━━━ Data for this exercise

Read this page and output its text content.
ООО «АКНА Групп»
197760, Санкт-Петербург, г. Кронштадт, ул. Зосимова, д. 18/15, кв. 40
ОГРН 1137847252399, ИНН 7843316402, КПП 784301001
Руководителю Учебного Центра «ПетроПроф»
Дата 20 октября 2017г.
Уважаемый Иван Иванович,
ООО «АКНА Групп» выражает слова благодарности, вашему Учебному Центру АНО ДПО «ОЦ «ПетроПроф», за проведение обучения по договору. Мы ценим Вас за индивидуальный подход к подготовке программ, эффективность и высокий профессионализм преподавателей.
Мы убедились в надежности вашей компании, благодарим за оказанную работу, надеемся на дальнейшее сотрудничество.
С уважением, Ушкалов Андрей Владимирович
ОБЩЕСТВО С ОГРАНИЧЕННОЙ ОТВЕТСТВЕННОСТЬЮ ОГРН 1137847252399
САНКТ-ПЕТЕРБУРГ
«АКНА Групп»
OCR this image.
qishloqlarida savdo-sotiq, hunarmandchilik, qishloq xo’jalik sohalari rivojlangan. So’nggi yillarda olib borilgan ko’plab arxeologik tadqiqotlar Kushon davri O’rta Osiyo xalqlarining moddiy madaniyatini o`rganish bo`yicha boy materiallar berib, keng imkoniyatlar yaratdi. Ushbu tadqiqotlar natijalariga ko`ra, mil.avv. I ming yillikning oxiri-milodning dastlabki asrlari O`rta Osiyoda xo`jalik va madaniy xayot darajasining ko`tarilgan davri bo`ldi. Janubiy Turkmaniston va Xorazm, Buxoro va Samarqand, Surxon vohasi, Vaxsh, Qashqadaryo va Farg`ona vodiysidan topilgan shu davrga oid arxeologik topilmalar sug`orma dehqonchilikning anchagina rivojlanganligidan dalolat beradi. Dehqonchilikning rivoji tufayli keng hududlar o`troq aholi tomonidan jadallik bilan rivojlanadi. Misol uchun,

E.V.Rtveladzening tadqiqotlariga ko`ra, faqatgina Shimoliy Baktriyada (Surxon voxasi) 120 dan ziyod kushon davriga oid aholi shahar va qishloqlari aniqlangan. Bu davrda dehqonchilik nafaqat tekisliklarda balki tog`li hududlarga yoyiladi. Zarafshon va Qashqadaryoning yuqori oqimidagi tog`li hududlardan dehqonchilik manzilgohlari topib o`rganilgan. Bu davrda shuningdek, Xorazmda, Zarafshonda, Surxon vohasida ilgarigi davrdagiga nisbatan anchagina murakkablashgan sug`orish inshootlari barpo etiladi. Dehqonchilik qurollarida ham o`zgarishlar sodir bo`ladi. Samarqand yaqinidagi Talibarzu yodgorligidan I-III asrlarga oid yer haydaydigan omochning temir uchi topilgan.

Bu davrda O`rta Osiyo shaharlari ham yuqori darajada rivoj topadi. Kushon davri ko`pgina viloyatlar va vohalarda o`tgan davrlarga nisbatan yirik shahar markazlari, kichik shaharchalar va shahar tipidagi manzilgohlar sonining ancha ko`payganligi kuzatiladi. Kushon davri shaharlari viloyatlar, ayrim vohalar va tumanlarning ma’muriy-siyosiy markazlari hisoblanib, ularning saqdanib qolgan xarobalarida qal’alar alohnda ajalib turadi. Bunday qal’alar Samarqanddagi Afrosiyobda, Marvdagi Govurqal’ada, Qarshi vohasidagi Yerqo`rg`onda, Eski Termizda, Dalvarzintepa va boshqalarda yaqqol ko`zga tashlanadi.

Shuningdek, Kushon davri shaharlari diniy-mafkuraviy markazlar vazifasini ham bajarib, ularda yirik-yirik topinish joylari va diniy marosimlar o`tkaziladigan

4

━━━━━━

§ **Required work**
Every entry above needs to be quoted exactly.

§ **Exercise solution**
Read this page and output its text content.
ООО «АКНА Групп»
197760, Санкт-Петербург, г. Кронштадт, ул. Зосимова, д. 18/15, кв. 40
ОГРН 1137847252399, ИНН 7843316402, КПП 784301001
Руководителю Учебного Центра «ПетроПроф»
Дата 20 октября 2017г.
Уважаемый Иван Иванович,
ООО «АКНА Групп» выражает слова благодарности, вашему Учебному Центру АНО ДПО «ОЦ «ПетроПроф», за проведение обучения по договору. Мы ценим Вас за индивидуальный подход к подготовке программ, эффективность и высокий профессионализм преподавателей.
Мы убедились в надежности вашей компании, благодарим за оказанную работу, надеемся на дальнейшее сотрудничество.
С уважением, Ушкалов Андрей Владимирович
ОБЩЕСТВО С ОГРАНИЧЕННОЙ ОТВЕТСТВЕННОСТЬЮ ОГРН 1137847252399
САНКТ-ПЕТЕРБУРГ
«АКНА Групп»
OCR this image.
qishloqlarida savdo-sotiq, hunarmandchilik, qishloq xo’jalik sohalari rivojlangan. So’nggi yillarda olib borilgan ko’plab arxeologik tadqiqotlar Kushon davri O’rta Osiyo xalqlarining moddiy madaniyatini o`rganish bo`yicha boy materiallar berib, keng imkoniyatlar yaratdi. Ushbu tadqiqotlar natijalariga ko`ra, mil.avv. I ming yillikning oxiri-milodning dastlabki asrlari O`rta Osiyoda xo`jalik va madaniy xayot darajasining ko`tarilgan davri bo`ldi. Janubiy Turkmaniston va Xorazm, Buxoro va Samarqand, Surxon vohasi, Vaxsh, Qashqadaryo va Farg`ona vodiysidan topilgan shu davrga oid arxeologik topilmalar sug`orma dehqonchilikning anchagina rivojlanganligidan dalolat beradi. Dehqonchilikning rivoji tufayli keng hududlar o`troq aholi tomonidan jadallik bilan rivojlanadi. Misol uchun,

E.V.Rtveladzening tadqiqotlariga ko`ra, faqatgina Shimoliy Baktriyada (Surxon voxasi) 120 dan ziyod kushon davriga oid aholi shahar va qishloqlari aniqlangan. Bu davrda dehqonchilik nafaqat tekisliklarda balki tog`li hududlarga yoyiladi. Zarafshon va Qashqadaryoning yuqori oqimidagi tog`li hududlardan dehqonchilik manzilgohlari topib o`rganilgan. Bu davrda shuningdek, Xorazmda, Zarafshonda, Surxon vohasida ilgarigi davrdagiga nisbatan anchagina murakkablashgan sug`orish inshootlari barpo etiladi. Dehqonchilik qurollarida ham o`zgarishlar sodir bo`ladi. Samarqand yaqinidagi Talibarzu yodgorligidan I-III asrlarga oid yer haydaydigan omochning temir uchi topilgan.

Bu davrda O`rta Osiyo shaharlari ham yuqori darajada rivoj topadi. Kushon davri ko`pgina viloyatlar va vohalarda o`tgan davrlarga nisbatan yirik shahar markazlari, kichik shaharchalar va shahar tipidagi manzilgohlar sonining ancha ko`payganligi kuzatiladi. Kushon davri shaharlari viloyatlar, ayrim vohalar va tumanlarning ma’muriy-siyosiy markazlari hisoblanib, ularning saqdanib qolgan xarobalarida qal’alar alohnda ajalib turadi. Bunday qal’alar Samarqanddagi Afrosiyobda, Marvdagi Govurqal’ada, Qarshi vohasidagi Yerqo`rg`onda, Eski Termizda, Dalvarzintepa va boshqalarda yaqqol ko`zga tashlanadi.

Shuningdek, Kushon davri shaharlari diniy-mafkuraviy markazlar vazifasini ham bajarib, ularda yirik-yirik topinish joylari va diniy marosimlar o`tkaziladigan

4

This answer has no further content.